## Do this
Copy the following records verbatim.
═════ Records shown ═════
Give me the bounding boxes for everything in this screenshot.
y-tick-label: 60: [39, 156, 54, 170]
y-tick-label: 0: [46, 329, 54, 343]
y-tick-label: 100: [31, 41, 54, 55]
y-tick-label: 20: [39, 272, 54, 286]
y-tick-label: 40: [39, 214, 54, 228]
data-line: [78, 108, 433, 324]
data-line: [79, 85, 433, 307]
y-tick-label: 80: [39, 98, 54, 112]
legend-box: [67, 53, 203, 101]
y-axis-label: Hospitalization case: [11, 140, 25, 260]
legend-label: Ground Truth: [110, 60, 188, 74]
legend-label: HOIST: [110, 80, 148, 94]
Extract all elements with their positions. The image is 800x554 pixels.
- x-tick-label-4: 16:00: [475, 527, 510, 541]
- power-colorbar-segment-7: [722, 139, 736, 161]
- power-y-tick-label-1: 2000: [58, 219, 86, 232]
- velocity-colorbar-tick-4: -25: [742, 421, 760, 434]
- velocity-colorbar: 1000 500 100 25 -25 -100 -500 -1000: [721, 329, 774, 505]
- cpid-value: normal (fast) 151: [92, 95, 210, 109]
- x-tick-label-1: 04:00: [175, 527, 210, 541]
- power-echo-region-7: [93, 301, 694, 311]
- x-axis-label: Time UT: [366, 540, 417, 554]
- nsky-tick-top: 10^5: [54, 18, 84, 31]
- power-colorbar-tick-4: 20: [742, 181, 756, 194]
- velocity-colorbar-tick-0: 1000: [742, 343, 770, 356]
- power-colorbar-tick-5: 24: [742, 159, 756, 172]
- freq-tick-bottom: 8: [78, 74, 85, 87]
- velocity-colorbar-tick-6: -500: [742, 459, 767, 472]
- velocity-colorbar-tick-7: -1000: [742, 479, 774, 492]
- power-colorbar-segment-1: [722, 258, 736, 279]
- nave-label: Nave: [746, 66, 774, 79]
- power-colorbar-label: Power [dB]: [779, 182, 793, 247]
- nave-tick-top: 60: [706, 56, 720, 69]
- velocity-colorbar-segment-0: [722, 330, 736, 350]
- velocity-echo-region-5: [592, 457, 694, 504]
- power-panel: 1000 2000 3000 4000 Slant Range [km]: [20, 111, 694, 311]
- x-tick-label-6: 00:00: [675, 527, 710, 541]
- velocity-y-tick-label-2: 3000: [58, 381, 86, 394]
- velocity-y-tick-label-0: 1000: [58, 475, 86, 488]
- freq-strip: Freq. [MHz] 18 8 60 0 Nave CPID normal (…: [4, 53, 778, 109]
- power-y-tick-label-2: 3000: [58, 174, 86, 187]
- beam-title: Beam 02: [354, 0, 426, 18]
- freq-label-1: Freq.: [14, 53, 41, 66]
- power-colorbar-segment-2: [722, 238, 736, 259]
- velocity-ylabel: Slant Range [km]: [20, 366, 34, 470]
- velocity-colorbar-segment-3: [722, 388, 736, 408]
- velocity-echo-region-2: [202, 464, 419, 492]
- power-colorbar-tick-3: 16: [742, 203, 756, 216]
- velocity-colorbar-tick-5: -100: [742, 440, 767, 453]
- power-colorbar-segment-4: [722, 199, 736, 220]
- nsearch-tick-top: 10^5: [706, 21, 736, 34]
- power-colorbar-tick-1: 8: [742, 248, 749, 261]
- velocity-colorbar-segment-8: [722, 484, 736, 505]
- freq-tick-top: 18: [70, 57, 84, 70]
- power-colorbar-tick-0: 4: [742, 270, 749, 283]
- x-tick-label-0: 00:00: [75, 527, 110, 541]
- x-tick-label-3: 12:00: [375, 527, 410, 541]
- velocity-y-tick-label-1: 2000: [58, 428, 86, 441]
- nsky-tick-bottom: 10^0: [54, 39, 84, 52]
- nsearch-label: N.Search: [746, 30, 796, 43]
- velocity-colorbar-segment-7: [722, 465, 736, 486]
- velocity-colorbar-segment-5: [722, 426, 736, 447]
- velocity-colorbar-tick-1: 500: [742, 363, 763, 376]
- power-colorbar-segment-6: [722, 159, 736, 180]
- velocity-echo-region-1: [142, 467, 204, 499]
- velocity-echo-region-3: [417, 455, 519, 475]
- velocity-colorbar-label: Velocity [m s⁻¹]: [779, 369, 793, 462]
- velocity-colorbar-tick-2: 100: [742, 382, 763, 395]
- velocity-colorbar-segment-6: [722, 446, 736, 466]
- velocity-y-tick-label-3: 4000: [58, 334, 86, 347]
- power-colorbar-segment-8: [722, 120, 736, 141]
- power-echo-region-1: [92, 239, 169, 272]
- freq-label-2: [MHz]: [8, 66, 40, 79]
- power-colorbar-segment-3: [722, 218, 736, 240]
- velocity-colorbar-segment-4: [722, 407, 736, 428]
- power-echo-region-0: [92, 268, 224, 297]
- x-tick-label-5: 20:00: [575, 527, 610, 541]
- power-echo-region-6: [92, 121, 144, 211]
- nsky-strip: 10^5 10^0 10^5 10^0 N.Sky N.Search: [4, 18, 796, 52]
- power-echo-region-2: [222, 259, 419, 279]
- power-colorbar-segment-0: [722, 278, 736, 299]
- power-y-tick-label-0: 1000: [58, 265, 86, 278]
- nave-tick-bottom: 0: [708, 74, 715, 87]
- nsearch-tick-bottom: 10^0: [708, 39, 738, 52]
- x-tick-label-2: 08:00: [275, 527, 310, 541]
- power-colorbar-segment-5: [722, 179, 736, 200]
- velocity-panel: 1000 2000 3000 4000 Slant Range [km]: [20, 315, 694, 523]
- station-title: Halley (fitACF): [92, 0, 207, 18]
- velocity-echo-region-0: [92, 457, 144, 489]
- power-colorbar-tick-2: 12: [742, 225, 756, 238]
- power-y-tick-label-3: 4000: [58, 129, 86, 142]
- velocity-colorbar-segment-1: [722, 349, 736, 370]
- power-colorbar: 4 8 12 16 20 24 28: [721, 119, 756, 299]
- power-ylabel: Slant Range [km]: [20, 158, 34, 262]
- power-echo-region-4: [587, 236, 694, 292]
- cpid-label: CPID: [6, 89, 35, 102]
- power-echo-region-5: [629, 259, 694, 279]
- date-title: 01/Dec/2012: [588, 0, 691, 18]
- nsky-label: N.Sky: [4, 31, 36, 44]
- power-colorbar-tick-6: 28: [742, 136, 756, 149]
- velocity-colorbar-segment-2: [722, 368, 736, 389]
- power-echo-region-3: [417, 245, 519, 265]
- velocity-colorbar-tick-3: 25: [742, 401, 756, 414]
═════
## Response to the task
Give me the bounding boxes for everything in this screenshot.
y-tick-label: 60: [39, 156, 54, 170]
y-tick-label: 0: [46, 329, 54, 343]
y-tick-label: 100: [31, 41, 54, 55]
y-tick-label: 20: [39, 272, 54, 286]
y-tick-label: 40: [39, 214, 54, 228]
data-line: [78, 108, 433, 324]
data-line: [79, 85, 433, 307]
y-tick-label: 80: [39, 98, 54, 112]
legend-box: [67, 53, 203, 101]
y-axis-label: Hospitalization case: [11, 140, 25, 260]
legend-label: Ground Truth: [110, 60, 188, 74]
legend-label: HOIST: [110, 80, 148, 94]
Extract all elements with their positions. The image is 800x554 pixels.
- x-tick-label-4: 16:00: [475, 527, 510, 541]
- power-colorbar-segment-7: [722, 139, 736, 161]
- power-y-tick-label-1: 2000: [58, 219, 86, 232]
- velocity-colorbar-tick-4: -25: [742, 421, 760, 434]
- velocity-colorbar: 1000 500 100 25 -25 -100 -500 -1000: [721, 329, 774, 505]
- cpid-value: normal (fast) 151: [92, 95, 210, 109]
- x-tick-label-1: 04:00: [175, 527, 210, 541]
- power-echo-region-7: [93, 301, 694, 311]
- x-axis-label: Time UT: [366, 540, 417, 554]
- nsky-tick-top: 10^5: [54, 18, 84, 31]
- power-colorbar-tick-4: 20: [742, 181, 756, 194]
- velocity-colorbar-tick-0: 1000: [742, 343, 770, 356]
- power-colorbar-tick-5: 24: [742, 159, 756, 172]
- freq-tick-bottom: 8: [78, 74, 85, 87]
- velocity-colorbar-tick-6: -500: [742, 459, 767, 472]
- velocity-colorbar-tick-7: -1000: [742, 479, 774, 492]
- power-colorbar-segment-1: [722, 258, 736, 279]
- nave-label: Nave: [746, 66, 774, 79]
- power-colorbar-label: Power [dB]: [779, 182, 793, 247]
- nave-tick-top: 60: [706, 56, 720, 69]
- velocity-colorbar-segment-0: [722, 330, 736, 350]
- velocity-echo-region-5: [592, 457, 694, 504]
- power-panel: 1000 2000 3000 4000 Slant Range [km]: [20, 111, 694, 311]
- x-tick-label-6: 00:00: [675, 527, 710, 541]
- velocity-y-tick-label-2: 3000: [58, 381, 86, 394]
- velocity-y-tick-label-0: 1000: [58, 475, 86, 488]
- freq-strip: Freq. [MHz] 18 8 60 0 Nave CPID normal (…: [4, 53, 778, 109]
- power-y-tick-label-2: 3000: [58, 174, 86, 187]
- beam-title: Beam 02: [354, 0, 426, 18]
- freq-label-1: Freq.: [14, 53, 41, 66]
- power-colorbar-segment-2: [722, 238, 736, 259]
- velocity-ylabel: Slant Range [km]: [20, 366, 34, 470]
- velocity-colorbar-segment-3: [722, 388, 736, 408]
- velocity-echo-region-2: [202, 464, 419, 492]
- power-colorbar-tick-3: 16: [742, 203, 756, 216]
- velocity-colorbar-tick-5: -100: [742, 440, 767, 453]
- power-colorbar-segment-4: [722, 199, 736, 220]
- nsearch-tick-top: 10^5: [706, 21, 736, 34]
- power-colorbar-tick-1: 8: [742, 248, 749, 261]
- velocity-colorbar-segment-8: [722, 484, 736, 505]
- freq-tick-top: 18: [70, 57, 84, 70]
- power-colorbar-tick-0: 4: [742, 270, 749, 283]
- x-tick-label-0: 00:00: [75, 527, 110, 541]
- x-tick-label-3: 12:00: [375, 527, 410, 541]
- velocity-y-tick-label-1: 2000: [58, 428, 86, 441]
- nsky-tick-bottom: 10^0: [54, 39, 84, 52]
- nsearch-label: N.Search: [746, 30, 796, 43]
- velocity-colorbar-segment-7: [722, 465, 736, 486]
- velocity-colorbar-segment-5: [722, 426, 736, 447]
- velocity-colorbar-tick-1: 500: [742, 363, 763, 376]
- power-colorbar-segment-6: [722, 159, 736, 180]
- velocity-echo-region-1: [142, 467, 204, 499]
- velocity-echo-region-3: [417, 455, 519, 475]
- velocity-colorbar-label: Velocity [m s⁻¹]: [779, 369, 793, 462]
- velocity-colorbar-tick-2: 100: [742, 382, 763, 395]
- velocity-colorbar-segment-6: [722, 446, 736, 466]
- velocity-y-tick-label-3: 4000: [58, 334, 86, 347]
- power-colorbar-segment-8: [722, 120, 736, 141]
- power-echo-region-1: [92, 239, 169, 272]
- freq-label-2: [MHz]: [8, 66, 40, 79]
- power-colorbar-segment-3: [722, 218, 736, 240]
- velocity-colorbar-segment-4: [722, 407, 736, 428]
- power-echo-region-0: [92, 268, 224, 297]
- x-tick-label-5: 20:00: [575, 527, 610, 541]
- power-echo-region-6: [92, 121, 144, 211]
- nsky-strip: 10^5 10^0 10^5 10^0 N.Sky N.Search: [4, 18, 796, 52]
- power-echo-region-2: [222, 259, 419, 279]
- power-colorbar-segment-0: [722, 278, 736, 299]
- power-y-tick-label-0: 1000: [58, 265, 86, 278]
- nave-tick-bottom: 0: [708, 74, 715, 87]
- nsearch-tick-bottom: 10^0: [708, 39, 738, 52]
- x-tick-label-2: 08:00: [275, 527, 310, 541]
- power-colorbar-segment-5: [722, 179, 736, 200]
- velocity-panel: 1000 2000 3000 4000 Slant Range [km]: [20, 315, 694, 523]
- station-title: Halley (fitACF): [92, 0, 207, 18]
- velocity-echo-region-0: [92, 457, 144, 489]
- power-colorbar-tick-2: 12: [742, 225, 756, 238]
- power-y-tick-label-3: 4000: [58, 129, 86, 142]
- velocity-colorbar-segment-1: [722, 349, 736, 370]
- power-colorbar: 4 8 12 16 20 24 28: [721, 119, 756, 299]
- power-ylabel: Slant Range [km]: [20, 158, 34, 262]
- power-echo-region-4: [587, 236, 694, 292]
- cpid-label: CPID: [6, 89, 35, 102]
- power-echo-region-5: [629, 259, 694, 279]
- date-title: 01/Dec/2012: [588, 0, 691, 18]
- nsky-label: N.Sky: [4, 31, 36, 44]
- power-colorbar-tick-6: 28: [742, 136, 756, 149]
- velocity-colorbar-segment-2: [722, 368, 736, 389]
- power-echo-region-3: [417, 245, 519, 265]
- velocity-colorbar-tick-3: 25: [742, 401, 756, 414]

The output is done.